Chart and figure data

━━━━━━━━━━━━━━━━━━━━

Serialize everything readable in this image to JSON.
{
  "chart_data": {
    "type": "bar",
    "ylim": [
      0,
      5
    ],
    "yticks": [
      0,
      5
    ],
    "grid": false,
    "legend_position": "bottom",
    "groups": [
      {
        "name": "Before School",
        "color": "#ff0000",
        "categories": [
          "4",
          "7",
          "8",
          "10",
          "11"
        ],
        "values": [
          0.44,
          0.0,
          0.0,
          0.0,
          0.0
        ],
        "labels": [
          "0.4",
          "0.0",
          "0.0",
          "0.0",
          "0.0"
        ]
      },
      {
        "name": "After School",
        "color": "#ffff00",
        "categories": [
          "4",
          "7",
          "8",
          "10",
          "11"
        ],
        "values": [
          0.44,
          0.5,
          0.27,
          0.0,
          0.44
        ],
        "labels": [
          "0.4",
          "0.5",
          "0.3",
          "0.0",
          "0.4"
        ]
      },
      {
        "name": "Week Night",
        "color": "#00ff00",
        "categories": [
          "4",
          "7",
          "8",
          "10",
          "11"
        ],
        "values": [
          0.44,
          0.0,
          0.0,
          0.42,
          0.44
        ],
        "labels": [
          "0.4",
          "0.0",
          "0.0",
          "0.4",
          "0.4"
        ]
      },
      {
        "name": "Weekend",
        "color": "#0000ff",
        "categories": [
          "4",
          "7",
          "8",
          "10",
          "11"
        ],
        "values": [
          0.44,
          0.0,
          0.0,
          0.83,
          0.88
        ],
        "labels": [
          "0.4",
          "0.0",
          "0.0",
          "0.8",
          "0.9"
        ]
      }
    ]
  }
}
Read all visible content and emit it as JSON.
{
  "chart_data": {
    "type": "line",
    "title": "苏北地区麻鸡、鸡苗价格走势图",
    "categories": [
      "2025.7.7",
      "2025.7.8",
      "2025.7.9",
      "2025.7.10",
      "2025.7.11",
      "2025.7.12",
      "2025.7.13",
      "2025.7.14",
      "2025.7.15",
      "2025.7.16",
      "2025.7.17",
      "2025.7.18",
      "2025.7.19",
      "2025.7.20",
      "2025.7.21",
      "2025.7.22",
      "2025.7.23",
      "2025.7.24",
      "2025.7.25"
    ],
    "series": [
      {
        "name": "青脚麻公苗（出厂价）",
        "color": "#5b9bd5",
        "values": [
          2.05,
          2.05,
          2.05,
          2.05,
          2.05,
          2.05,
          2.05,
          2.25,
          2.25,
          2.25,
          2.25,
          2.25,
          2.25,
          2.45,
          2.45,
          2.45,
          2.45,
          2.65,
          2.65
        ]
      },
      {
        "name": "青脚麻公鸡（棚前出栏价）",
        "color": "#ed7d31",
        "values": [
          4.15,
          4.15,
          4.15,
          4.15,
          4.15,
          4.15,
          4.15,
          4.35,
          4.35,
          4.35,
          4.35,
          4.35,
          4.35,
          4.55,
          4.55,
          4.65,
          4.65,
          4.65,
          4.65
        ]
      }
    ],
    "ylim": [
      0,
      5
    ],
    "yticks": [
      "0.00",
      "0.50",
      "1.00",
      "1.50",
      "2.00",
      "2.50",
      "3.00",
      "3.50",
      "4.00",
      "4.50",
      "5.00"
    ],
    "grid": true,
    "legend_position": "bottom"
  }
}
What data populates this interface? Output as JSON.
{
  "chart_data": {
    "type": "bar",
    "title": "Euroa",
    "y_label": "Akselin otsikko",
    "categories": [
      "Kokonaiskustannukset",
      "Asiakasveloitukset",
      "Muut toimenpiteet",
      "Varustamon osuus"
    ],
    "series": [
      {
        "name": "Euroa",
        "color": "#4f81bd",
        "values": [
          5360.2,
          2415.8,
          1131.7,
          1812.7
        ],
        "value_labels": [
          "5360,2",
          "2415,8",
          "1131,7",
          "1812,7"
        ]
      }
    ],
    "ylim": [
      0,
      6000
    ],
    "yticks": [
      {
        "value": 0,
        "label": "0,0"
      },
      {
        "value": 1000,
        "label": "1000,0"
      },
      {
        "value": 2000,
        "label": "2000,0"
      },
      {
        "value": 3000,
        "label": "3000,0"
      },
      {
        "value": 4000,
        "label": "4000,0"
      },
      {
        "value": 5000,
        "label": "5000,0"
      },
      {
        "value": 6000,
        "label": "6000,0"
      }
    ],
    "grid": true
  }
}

━━━━━━━━━━━━━━━━━━━━

Task prompt
The entries above must be returned in full, exactly as shown.

Written solution
Serialize everything readable in this image to JSON.
{
  "chart_data": {
    "type": "bar",
    "ylim": [
      0,
      5
    ],
    "yticks": [
      0,
      5
    ],
    "grid": false,
    "legend_position": "bottom",
    "groups": [
      {
        "name": "Before School",
        "color": "#ff0000",
        "categories": [
          "4",
          "7",
          "8",
          "10",
          "11"
        ],
        "values": [
          0.44,
          0.0,
          0.0,
          0.0,
          0.0
        ],
        "labels": [
          "0.4",
          "0.0",
          "0.0",
          "0.0",
          "0.0"
        ]
      },
      {
        "name": "After School",
        "color": "#ffff00",
        "categories": [
          "4",
          "7",
          "8",
          "10",
          "11"
        ],
        "values": [
          0.44,
          0.5,
          0.27,
          0.0,
          0.44
        ],
        "labels": [
          "0.4",
          "0.5",
          "0.3",
          "0.0",
          "0.4"
        ]
      },
      {
        "name": "Week Night",
        "color": "#00ff00",
        "categories": [
          "4",
          "7",
          "8",
          "10",
          "11"
        ],
        "values": [
          0.44,
          0.0,
          0.0,
          0.42,
          0.44
        ],
        "labels": [
          "0.4",
          "0.0",
          "0.0",
          "0.4",
          "0.4"
        ]
      },
      {
        "name": "Weekend",
        "color": "#0000ff",
        "categories": [
          "4",
          "7",
          "8",
          "10",
          "11"
        ],
        "values": [
          0.44,
          0.0,
          0.0,
          0.83,
          0.88
        ],
        "labels": [
          "0.4",
          "0.0",
          "0.0",
          "0.8",
          "0.9"
        ]
      }
    ]
  }
}
Read all visible content and emit it as JSON.
{
  "chart_data": {
    "type": "line",
    "title": "苏北地区麻鸡、鸡苗价格走势图",
    "categories": [
      "2025.7.7",
      "2025.7.8",
      "2025.7.9",
      "2025.7.10",
      "2025.7.11",
      "2025.7.12",
      "2025.7.13",
      "2025.7.14",
      "2025.7.15",
      "2025.7.16",
      "2025.7.17",
      "2025.7.18",
      "2025.7.19",
      "2025.7.20",
      "2025.7.21",
      "2025.7.22",
      "2025.7.23",
      "2025.7.24",
      "2025.7.25"
    ],
    "series": [
      {
        "name": "青脚麻公苗（出厂价）",
        "color": "#5b9bd5",
        "values": [
          2.05,
          2.05,
          2.05,
          2.05,
          2.05,
          2.05,
          2.05,
          2.25,
          2.25,
          2.25,
          2.25,
          2.25,
          2.25,
          2.45,
          2.45,
          2.45,
          2.45,
          2.65,
          2.65
        ]
      },
      {
        "name": "青脚麻公鸡（棚前出栏价）",
        "color": "#ed7d31",
        "values": [
          4.15,
          4.15,
          4.15,
          4.15,
          4.15,
          4.15,
          4.15,
          4.35,
          4.35,
          4.35,
          4.35,
          4.35,
          4.35,
          4.55,
          4.55,
          4.65,
          4.65,
          4.65,
          4.65
        ]
      }
    ],
    "ylim": [
      0,
      5
    ],
    "yticks": [
      "0.00",
      "0.50",
      "1.00",
      "1.50",
      "2.00",
      "2.50",
      "3.00",
      "3.50",
      "4.00",
      "4.50",
      "5.00"
    ],
    "grid": true,
    "legend_position": "bottom"
  }
}
What data populates this interface? Output as JSON.
{
  "chart_data": {
    "type": "bar",
    "title": "Euroa",
    "y_label": "Akselin otsikko",
    "categories": [
      "Kokonaiskustannukset",
      "Asiakasveloitukset",
      "Muut toimenpiteet",
      "Varustamon osuus"
    ],
    "series": [
      {
        "name": "Euroa",
        "color": "#4f81bd",
        "values": [
          5360.2,
          2415.8,
          1131.7,
          1812.7
        ],
        "value_labels": [
          "5360,2",
          "2415,8",
          "1131,7",
          "1812,7"
        ]
      }
    ],
    "ylim": [
      0,
      6000
    ],
    "yticks": [
      {
        "value": 0,
        "label": "0,0"
      },
      {
        "value": 1000,
        "label": "1000,0"
      },
      {
        "value": 2000,
        "label": "2000,0"
      },
      {
        "value": 3000,
        "label": "3000,0"
      },
      {
        "value": 4000,
        "label": "4000,0"
      },
      {
        "value": 5000,
        "label": "5000,0"
      },
      {
        "value": 6000,
        "label": "6000,0"
      }
    ],
    "grid": true
  }
}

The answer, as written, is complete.